Could the data below be copied exactly, minus the pictures?

==== Exercise inputs

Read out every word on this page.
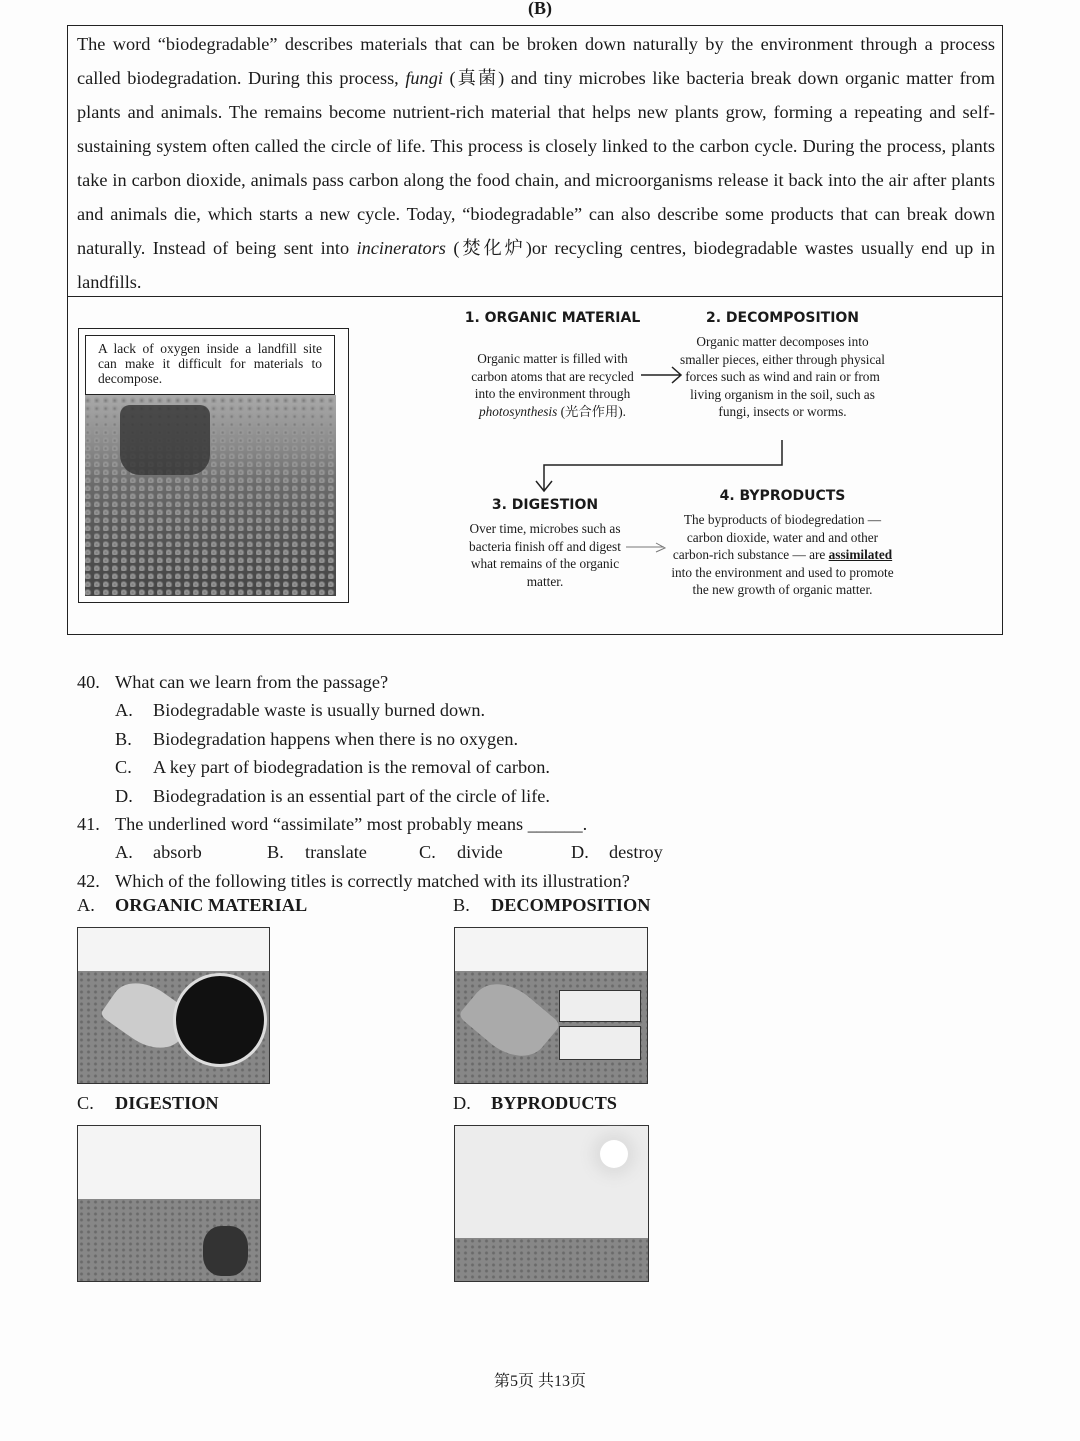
(B)
The word “biodegradable” describes materials that can be broken down naturally by the environment through a process called biodegradation. During this process, fungi (真菌) and tiny microbes like bacteria break down organic matter from plants and animals. The remains become nutrient-rich material that helps new plants grow, forming a repeating and self-sustaining system often called the circle of life. This process is closely linked to the carbon cycle. During the process, plants take in carbon dioxide, animals pass carbon along the food chain, and microorganisms release it back into the air after plants and animals die, which starts a new cycle. Today, “biodegradable” can also describe some products that can break down naturally. Instead of being sent into incinerators (焚化炉)or recycling centres, biodegradable wastes usually end up in landfills.
A lack of oxygen inside a landfill site can make it difficult for materials to decompose.
1. ORGANIC MATERIAL
Organic matter is filled with carbon atoms that are recycled into the environment through photosynthesis (光合作用).
2. DECOMPOSITION
Organic matter decomposes into smaller pieces, either through physical forces such as wind and rain or from living organism in the soil, such as fungi, insects or worms.
3. DIGESTION
Over time, microbes such as bacteria finish off and digest what remains of the organic matter.
4. BYPRODUCTS
The byproducts of biodegredation — carbon dioxide, water and and other carbon-rich substance — are assimilated into the environment and used to promote the new growth of organic matter.
40. What can we learn from the passage?
A. Biodegradable waste is usually burned down.
B. Biodegradation happens when there is no oxygen.
C. A key part of biodegradation is the removal of carbon.
D. Biodegradation is an essential part of the circle of life.
41. The underlined word “assimilate” most probably means ______.
A. absorb	B. translate	C. divide	D. destroy
42. Which of the following titles is correctly matched with its illustration?
A. ORGANIC MATERIAL	B. DECOMPOSITION
C. DIGESTION	D. BYPRODUCTS
第5页 共13页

========

▶ **Exercise answer**:
Read out every word on this page.
(B)
The word “biodegradable” describes materials that can be broken down naturally by the environment through a process called biodegradation. During this process, fungi (真菌) and tiny microbes like bacteria break down organic matter from plants and animals. The remains become nutrient-rich material that helps new plants grow, forming a repeating and self-sustaining system often called the circle of life. This process is closely linked to the carbon cycle. During the process, plants take in carbon dioxide, animals pass carbon along the food chain, and microorganisms release it back into the air after plants and animals die, which starts a new cycle. Today, “biodegradable” can also describe some products that can break down naturally. Instead of being sent into incinerators (焚化炉)or recycling centres, biodegradable wastes usually end up in landfills.
A lack of oxygen inside a landfill site can make it difficult for materials to decompose.
1. ORGANIC MATERIAL
Organic matter is filled with carbon atoms that are recycled into the environment through photosynthesis (光合作用).
2. DECOMPOSITION
Organic matter decomposes into smaller pieces, either through physical forces such as wind and rain or from living organism in the soil, such as fungi, insects or worms.
3. DIGESTION
Over time, microbes such as bacteria finish off and digest what remains of the organic matter.
4. BYPRODUCTS
The byproducts of biodegredation — carbon dioxide, water and and other carbon-rich substance — are assimilated into the environment and used to promote the new growth of organic matter.
40. What can we learn from the passage?
A. Biodegradable waste is usually burned down.
B. Biodegradation happens when there is no oxygen.
C. A key part of biodegradation is the removal of carbon.
D. Biodegradation is an essential part of the circle of life.
41. The underlined word “assimilate” most probably means ______.
A. absorb	B. translate	C. divide	D. destroy
42. Which of the following titles is correctly matched with its illustration?
A. ORGANIC MATERIAL	B. DECOMPOSITION
C. DIGESTION	D. BYPRODUCTS
第5页 共13页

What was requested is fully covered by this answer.